--- REQUIREMENT ---
Find the lines that hold the word "ffffff" and return them.
BEGIN
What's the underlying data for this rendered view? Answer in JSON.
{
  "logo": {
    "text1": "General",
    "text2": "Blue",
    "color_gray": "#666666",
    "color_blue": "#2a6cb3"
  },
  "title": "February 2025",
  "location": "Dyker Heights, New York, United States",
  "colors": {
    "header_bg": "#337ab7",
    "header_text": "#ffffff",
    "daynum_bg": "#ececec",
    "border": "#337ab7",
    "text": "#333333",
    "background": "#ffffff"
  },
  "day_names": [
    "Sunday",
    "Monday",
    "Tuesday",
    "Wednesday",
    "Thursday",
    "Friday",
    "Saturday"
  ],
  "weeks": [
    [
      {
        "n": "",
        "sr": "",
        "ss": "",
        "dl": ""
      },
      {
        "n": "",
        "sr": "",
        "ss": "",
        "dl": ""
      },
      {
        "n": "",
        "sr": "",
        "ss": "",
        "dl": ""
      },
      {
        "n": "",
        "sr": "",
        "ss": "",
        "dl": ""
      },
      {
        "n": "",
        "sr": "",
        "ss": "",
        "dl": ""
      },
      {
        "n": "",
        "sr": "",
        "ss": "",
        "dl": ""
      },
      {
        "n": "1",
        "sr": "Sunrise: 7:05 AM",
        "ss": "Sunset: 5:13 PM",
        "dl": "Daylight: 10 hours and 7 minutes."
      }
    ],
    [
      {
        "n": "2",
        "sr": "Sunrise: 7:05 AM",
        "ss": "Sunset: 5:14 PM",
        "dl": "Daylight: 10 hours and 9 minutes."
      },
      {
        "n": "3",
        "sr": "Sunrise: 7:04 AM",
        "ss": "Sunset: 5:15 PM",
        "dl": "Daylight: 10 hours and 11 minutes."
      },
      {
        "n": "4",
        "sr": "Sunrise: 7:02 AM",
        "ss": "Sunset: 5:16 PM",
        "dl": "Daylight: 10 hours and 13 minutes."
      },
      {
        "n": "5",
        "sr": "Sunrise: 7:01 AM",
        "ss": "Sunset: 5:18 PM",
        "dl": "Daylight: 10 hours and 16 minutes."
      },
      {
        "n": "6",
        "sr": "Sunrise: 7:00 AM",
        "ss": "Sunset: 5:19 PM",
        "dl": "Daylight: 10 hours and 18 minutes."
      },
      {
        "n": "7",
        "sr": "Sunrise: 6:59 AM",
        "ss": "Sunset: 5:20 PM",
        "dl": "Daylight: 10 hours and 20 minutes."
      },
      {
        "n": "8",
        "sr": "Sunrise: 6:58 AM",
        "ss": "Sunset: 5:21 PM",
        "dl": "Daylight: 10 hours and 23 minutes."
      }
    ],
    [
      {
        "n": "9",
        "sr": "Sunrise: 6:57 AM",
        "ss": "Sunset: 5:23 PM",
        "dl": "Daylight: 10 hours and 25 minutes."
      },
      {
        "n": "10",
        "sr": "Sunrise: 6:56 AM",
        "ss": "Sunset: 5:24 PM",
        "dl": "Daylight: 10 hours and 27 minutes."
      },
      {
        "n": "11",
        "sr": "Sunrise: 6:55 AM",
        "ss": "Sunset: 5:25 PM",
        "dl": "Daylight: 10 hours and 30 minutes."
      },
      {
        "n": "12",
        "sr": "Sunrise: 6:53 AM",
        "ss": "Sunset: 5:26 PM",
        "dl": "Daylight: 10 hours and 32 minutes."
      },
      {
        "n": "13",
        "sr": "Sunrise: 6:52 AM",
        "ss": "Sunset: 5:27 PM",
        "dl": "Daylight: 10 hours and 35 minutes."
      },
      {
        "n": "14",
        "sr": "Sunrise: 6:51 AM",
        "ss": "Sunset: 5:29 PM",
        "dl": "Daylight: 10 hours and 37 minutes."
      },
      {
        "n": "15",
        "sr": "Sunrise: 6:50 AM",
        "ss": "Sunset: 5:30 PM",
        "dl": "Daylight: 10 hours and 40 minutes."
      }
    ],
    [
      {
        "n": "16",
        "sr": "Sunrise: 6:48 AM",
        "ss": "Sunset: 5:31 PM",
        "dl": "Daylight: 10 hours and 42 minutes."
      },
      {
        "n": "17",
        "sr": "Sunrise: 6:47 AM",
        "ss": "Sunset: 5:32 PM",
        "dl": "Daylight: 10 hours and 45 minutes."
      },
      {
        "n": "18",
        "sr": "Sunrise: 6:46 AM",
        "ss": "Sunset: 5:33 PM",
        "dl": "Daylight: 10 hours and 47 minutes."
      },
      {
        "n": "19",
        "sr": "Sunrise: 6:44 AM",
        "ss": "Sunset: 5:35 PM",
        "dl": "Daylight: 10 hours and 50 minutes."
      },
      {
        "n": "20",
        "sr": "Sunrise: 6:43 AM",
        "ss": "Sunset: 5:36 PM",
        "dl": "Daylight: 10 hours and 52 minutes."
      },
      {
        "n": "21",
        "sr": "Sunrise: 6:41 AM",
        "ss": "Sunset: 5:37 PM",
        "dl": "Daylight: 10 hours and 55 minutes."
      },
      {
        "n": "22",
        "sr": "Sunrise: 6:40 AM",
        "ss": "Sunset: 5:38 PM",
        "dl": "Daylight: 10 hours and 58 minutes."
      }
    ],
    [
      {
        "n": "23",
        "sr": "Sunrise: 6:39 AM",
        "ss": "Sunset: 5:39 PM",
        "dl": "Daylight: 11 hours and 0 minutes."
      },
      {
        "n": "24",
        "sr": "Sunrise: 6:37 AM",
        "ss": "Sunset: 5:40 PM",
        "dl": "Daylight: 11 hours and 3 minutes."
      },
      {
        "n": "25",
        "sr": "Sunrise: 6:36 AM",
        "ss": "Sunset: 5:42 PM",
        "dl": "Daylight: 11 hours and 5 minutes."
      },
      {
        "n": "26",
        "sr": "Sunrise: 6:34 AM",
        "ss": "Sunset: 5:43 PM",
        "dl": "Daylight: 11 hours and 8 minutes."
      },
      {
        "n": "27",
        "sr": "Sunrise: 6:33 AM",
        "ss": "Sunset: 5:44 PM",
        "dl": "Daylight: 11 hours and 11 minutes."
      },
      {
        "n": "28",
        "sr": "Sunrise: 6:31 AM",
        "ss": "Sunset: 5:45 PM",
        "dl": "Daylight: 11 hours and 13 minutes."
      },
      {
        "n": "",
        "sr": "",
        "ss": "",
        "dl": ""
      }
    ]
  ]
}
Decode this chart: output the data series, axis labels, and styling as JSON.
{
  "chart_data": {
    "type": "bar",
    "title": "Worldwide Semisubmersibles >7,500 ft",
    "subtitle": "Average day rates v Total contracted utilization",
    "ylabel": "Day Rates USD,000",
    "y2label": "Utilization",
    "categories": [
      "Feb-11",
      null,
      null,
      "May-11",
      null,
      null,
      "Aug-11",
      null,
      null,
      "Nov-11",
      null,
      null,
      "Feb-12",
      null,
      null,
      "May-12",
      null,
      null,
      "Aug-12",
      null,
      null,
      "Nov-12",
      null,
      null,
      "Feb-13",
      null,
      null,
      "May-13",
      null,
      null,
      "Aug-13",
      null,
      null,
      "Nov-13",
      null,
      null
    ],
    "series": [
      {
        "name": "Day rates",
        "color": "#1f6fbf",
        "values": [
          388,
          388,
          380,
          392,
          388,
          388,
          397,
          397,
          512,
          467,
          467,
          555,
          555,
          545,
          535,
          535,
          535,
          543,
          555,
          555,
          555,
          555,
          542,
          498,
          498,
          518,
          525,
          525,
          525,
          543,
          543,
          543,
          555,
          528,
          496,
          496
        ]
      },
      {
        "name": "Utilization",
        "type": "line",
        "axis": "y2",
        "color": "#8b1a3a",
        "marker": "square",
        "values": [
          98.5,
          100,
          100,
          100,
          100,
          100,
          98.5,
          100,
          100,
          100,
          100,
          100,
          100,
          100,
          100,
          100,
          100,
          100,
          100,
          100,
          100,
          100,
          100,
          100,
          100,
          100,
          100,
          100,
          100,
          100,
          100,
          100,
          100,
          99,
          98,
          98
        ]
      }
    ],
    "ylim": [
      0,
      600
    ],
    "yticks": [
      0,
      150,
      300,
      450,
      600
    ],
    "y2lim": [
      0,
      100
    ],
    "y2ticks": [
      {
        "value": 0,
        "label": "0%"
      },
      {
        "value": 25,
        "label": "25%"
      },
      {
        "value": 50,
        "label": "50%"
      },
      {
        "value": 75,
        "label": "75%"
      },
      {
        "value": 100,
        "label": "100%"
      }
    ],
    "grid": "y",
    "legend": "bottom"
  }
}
END
--- PROBLEM SOLUTION ---
    "header_text": "#ffffff",
    "background": "#ffffff"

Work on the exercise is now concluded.